:: Bahan Tugas ::

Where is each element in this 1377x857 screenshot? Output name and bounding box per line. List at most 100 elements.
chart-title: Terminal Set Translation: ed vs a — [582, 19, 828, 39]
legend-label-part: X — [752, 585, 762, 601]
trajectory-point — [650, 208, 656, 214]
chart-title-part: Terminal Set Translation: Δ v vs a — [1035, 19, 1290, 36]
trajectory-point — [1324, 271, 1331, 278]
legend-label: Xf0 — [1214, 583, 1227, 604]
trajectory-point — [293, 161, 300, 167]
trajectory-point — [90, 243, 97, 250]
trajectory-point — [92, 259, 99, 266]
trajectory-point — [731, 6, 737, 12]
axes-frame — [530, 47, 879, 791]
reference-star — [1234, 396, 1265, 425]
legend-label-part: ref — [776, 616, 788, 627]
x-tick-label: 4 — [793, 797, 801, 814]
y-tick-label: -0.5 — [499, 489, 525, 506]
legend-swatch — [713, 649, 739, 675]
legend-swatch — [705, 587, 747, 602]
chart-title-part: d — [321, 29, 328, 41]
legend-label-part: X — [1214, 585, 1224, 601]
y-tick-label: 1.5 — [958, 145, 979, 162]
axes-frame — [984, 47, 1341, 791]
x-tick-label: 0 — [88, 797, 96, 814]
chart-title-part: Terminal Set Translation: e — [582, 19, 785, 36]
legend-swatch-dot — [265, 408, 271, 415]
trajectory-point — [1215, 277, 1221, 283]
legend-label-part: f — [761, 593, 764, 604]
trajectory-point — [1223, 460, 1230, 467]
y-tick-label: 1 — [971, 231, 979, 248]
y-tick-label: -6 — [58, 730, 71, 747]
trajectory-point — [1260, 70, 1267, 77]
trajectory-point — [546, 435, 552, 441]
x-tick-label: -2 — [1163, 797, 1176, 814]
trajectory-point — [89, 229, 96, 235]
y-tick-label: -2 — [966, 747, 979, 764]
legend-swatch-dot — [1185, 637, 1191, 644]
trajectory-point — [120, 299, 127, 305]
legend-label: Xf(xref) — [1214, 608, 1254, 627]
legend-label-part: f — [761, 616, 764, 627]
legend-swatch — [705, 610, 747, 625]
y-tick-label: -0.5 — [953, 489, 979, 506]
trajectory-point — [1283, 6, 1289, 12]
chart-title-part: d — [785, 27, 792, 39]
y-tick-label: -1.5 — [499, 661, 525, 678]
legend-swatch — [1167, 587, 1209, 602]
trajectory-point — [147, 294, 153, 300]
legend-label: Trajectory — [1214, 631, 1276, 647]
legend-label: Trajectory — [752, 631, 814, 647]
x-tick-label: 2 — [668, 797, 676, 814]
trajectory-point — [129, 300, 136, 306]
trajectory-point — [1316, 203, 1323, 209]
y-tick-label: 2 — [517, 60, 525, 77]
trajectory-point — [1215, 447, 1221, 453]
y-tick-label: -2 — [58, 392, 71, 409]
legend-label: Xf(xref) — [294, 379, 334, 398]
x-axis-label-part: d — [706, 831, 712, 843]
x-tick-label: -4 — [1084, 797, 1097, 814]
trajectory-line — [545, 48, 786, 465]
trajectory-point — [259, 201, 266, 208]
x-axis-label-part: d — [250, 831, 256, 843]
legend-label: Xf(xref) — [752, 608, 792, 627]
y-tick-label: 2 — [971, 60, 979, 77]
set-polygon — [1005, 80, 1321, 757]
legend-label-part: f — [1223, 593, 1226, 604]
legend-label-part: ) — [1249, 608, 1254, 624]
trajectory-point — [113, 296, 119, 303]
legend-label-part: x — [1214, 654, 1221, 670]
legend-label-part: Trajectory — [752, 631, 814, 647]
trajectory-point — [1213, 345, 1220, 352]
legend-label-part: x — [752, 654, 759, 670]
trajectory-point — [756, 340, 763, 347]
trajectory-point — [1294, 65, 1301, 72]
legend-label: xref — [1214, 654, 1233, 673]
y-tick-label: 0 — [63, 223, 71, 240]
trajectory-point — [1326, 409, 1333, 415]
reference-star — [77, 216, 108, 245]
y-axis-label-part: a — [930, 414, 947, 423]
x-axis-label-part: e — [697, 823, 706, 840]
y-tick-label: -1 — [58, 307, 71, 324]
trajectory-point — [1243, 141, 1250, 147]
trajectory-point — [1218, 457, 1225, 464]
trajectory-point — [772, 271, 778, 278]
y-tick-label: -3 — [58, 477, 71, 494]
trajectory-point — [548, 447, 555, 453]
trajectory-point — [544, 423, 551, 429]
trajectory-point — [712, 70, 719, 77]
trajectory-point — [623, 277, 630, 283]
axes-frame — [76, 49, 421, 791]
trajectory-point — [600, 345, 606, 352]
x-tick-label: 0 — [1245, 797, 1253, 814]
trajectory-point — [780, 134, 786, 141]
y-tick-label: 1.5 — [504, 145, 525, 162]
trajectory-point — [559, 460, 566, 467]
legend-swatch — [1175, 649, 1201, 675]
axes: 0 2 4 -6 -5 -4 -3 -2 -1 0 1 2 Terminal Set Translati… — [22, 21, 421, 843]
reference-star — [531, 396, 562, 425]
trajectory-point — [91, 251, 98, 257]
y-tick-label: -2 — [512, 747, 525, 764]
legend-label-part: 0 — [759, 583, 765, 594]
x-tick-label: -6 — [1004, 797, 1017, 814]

:::

Pekerjaan yang Diminta - Salin kembali semua baris daftar di atas tanpa mengubah apa pun.

Tugas Selesai -
Where is each element in this 1377x857 screenshot? Output name and bounding box per line. List at most 100 elements.
chart-title: Terminal Set Translation: ed vs a — [582, 19, 828, 39]
legend-label-part: X — [752, 585, 762, 601]
trajectory-point — [650, 208, 656, 214]
chart-title-part: Terminal Set Translation: Δ v vs a — [1035, 19, 1290, 36]
trajectory-point — [1324, 271, 1331, 278]
legend-label: Xf0 — [1214, 583, 1227, 604]
trajectory-point — [293, 161, 300, 167]
trajectory-point — [90, 243, 97, 250]
trajectory-point — [92, 259, 99, 266]
trajectory-point — [731, 6, 737, 12]
axes-frame — [530, 47, 879, 791]
reference-star — [1234, 396, 1265, 425]
legend-label-part: ref — [776, 616, 788, 627]
x-tick-label: 4 — [793, 797, 801, 814]
y-tick-label: -0.5 — [499, 489, 525, 506]
legend-swatch — [713, 649, 739, 675]
legend-swatch — [705, 587, 747, 602]
chart-title-part: d — [321, 29, 328, 41]
legend-label-part: X — [1214, 585, 1224, 601]
y-tick-label: 1.5 — [958, 145, 979, 162]
axes-frame — [984, 47, 1341, 791]
x-tick-label: 0 — [88, 797, 96, 814]
chart-title-part: Terminal Set Translation: e — [582, 19, 785, 36]
legend-swatch-dot — [265, 408, 271, 415]
trajectory-point — [1215, 277, 1221, 283]
legend-label-part: f — [761, 593, 764, 604]
trajectory-point — [1223, 460, 1230, 467]
y-tick-label: 1 — [971, 231, 979, 248]
y-tick-label: -6 — [58, 730, 71, 747]
trajectory-point — [1260, 70, 1267, 77]
trajectory-point — [546, 435, 552, 441]
x-tick-label: -2 — [1163, 797, 1176, 814]
trajectory-point — [89, 229, 96, 235]
y-tick-label: -2 — [966, 747, 979, 764]
legend-swatch-dot — [1185, 637, 1191, 644]
trajectory-point — [120, 299, 127, 305]
legend-label: Xf(xref) — [1214, 608, 1254, 627]
legend-label-part: f — [761, 616, 764, 627]
legend-swatch — [705, 610, 747, 625]
y-tick-label: -0.5 — [953, 489, 979, 506]
trajectory-point — [1283, 6, 1289, 12]
chart-title-part: d — [785, 27, 792, 39]
y-tick-label: -1.5 — [499, 661, 525, 678]
legend-swatch — [1167, 587, 1209, 602]
trajectory-point — [147, 294, 153, 300]
legend-label: Trajectory — [1214, 631, 1276, 647]
legend-label: Trajectory — [752, 631, 814, 647]
x-tick-label: 2 — [668, 797, 676, 814]
trajectory-point — [129, 300, 136, 306]
trajectory-point — [1316, 203, 1323, 209]
y-tick-label: 2 — [517, 60, 525, 77]
trajectory-point — [1215, 447, 1221, 453]
y-tick-label: -2 — [58, 392, 71, 409]
legend-label: Xf(xref) — [294, 379, 334, 398]
x-axis-label-part: d — [706, 831, 712, 843]
x-tick-label: -4 — [1084, 797, 1097, 814]
trajectory-line — [545, 48, 786, 465]
trajectory-point — [259, 201, 266, 208]
x-axis-label-part: d — [250, 831, 256, 843]
legend-label: Xf(xref) — [752, 608, 792, 627]
y-tick-label: 2 — [971, 60, 979, 77]
set-polygon — [1005, 80, 1321, 757]
legend-label-part: f — [1223, 593, 1226, 604]
legend-label-part: ) — [1249, 608, 1254, 624]
trajectory-point — [113, 296, 119, 303]
legend-label-part: x — [1214, 654, 1221, 670]
legend-label-part: Trajectory — [752, 631, 814, 647]
trajectory-point — [1213, 345, 1220, 352]
legend-label-part: x — [752, 654, 759, 670]
trajectory-point — [756, 340, 763, 347]
trajectory-point — [1294, 65, 1301, 72]
legend-label: xref — [1214, 654, 1233, 673]
y-tick-label: 0 — [63, 223, 71, 240]
trajectory-point — [1326, 409, 1333, 415]
reference-star — [77, 216, 108, 245]
y-axis-label-part: a — [930, 414, 947, 423]
x-axis-label-part: e — [697, 823, 706, 840]
y-tick-label: -1 — [58, 307, 71, 324]
trajectory-point — [1243, 141, 1250, 147]
trajectory-point — [1218, 457, 1225, 464]
trajectory-point — [772, 271, 778, 278]
y-tick-label: -3 — [58, 477, 71, 494]
trajectory-point — [548, 447, 555, 453]
trajectory-point — [544, 423, 551, 429]
trajectory-point — [712, 70, 719, 77]
trajectory-point — [623, 277, 630, 283]
axes-frame — [76, 49, 421, 791]
trajectory-point — [600, 345, 606, 352]
x-tick-label: 0 — [1245, 797, 1253, 814]
trajectory-point — [780, 134, 786, 141]
y-tick-label: 1.5 — [504, 145, 525, 162]
trajectory-point — [559, 460, 566, 467]
legend-swatch — [1175, 649, 1201, 675]
axes: 0 2 4 -6 -5 -4 -3 -2 -1 0 1 2 Terminal Set Translati… — [22, 21, 421, 843]
reference-star — [531, 396, 562, 425]
trajectory-point — [91, 251, 98, 257]
y-tick-label: -2 — [512, 747, 525, 764]
legend-label-part: 0 — [759, 583, 765, 594]
x-tick-label: -6 — [1004, 797, 1017, 814]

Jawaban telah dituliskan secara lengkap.